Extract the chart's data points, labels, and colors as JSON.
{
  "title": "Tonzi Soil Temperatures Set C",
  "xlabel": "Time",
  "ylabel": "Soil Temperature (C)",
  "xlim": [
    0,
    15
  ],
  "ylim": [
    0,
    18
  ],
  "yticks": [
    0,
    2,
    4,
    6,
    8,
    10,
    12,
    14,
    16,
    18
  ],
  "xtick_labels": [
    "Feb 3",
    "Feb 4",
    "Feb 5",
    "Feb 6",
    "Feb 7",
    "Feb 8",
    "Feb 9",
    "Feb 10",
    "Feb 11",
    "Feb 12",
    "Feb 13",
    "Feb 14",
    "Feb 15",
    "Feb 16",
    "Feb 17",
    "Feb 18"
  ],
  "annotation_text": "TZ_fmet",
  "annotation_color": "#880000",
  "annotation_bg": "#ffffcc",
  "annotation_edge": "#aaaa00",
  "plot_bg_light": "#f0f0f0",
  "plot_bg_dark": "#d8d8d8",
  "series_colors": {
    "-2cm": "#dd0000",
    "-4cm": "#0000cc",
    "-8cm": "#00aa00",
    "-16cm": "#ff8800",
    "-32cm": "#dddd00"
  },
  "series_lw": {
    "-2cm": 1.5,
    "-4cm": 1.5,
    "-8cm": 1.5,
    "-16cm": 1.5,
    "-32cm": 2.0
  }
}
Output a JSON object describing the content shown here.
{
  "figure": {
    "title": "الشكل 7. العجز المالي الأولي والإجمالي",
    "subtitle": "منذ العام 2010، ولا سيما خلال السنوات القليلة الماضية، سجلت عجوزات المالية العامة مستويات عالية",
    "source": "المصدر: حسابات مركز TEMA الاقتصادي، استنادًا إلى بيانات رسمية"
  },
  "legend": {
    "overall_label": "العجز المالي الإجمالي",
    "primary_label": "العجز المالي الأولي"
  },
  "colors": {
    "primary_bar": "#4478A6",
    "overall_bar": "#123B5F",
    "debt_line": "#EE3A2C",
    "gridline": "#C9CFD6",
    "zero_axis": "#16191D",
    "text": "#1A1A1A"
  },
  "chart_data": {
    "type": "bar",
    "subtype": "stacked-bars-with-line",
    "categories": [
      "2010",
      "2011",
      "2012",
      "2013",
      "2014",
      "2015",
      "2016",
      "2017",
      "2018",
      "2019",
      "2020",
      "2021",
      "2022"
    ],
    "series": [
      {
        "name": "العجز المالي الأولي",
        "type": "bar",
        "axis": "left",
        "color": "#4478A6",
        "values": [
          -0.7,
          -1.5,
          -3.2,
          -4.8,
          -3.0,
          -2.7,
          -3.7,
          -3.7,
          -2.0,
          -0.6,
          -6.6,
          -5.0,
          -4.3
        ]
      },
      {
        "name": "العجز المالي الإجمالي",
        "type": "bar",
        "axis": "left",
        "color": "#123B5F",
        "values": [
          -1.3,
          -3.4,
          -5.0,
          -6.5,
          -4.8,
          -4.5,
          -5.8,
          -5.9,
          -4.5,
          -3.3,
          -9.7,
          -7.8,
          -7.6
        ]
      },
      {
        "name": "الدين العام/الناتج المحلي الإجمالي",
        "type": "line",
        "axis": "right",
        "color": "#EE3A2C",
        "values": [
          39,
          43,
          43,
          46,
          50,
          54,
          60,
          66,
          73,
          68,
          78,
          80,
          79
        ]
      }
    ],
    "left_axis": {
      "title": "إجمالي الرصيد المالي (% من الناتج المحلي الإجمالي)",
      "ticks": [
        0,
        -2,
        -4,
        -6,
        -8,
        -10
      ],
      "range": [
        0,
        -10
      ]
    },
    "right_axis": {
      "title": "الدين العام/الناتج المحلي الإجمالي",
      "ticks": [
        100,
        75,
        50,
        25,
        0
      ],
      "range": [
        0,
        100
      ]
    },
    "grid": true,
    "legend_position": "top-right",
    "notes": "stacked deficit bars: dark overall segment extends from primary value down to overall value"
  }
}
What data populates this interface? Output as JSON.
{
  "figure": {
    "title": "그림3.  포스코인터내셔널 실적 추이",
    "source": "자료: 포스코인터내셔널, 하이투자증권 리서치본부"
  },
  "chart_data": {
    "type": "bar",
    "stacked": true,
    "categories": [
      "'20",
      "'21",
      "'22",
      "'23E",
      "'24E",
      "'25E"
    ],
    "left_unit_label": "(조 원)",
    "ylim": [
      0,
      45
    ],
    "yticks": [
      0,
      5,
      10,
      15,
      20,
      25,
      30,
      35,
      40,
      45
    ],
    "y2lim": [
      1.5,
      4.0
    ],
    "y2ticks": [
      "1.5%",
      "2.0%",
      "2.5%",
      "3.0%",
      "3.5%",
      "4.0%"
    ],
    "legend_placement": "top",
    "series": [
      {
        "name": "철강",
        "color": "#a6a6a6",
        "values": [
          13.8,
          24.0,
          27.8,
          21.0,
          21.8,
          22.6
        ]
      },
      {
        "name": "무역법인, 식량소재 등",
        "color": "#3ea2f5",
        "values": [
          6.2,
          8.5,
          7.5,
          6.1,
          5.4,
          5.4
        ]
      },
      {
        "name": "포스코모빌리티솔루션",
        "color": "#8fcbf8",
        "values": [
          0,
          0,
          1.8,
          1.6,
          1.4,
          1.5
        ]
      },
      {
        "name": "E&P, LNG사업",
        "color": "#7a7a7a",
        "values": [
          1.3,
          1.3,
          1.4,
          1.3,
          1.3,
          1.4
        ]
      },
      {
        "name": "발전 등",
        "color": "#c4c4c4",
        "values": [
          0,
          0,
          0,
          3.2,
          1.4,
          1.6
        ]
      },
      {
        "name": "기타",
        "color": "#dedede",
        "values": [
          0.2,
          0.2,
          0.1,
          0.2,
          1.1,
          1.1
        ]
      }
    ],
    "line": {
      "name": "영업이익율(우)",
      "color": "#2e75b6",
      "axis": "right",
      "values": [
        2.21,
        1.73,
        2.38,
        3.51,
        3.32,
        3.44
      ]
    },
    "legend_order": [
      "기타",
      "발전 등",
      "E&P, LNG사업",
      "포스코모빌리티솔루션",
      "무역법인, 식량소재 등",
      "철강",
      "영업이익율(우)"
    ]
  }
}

> **What this task involves**
Search the lines for the string "Output" and copy every line that has it.

> **Answer**
Output a JSON object describing the content shown here.
What data populates this interface? Output as JSON.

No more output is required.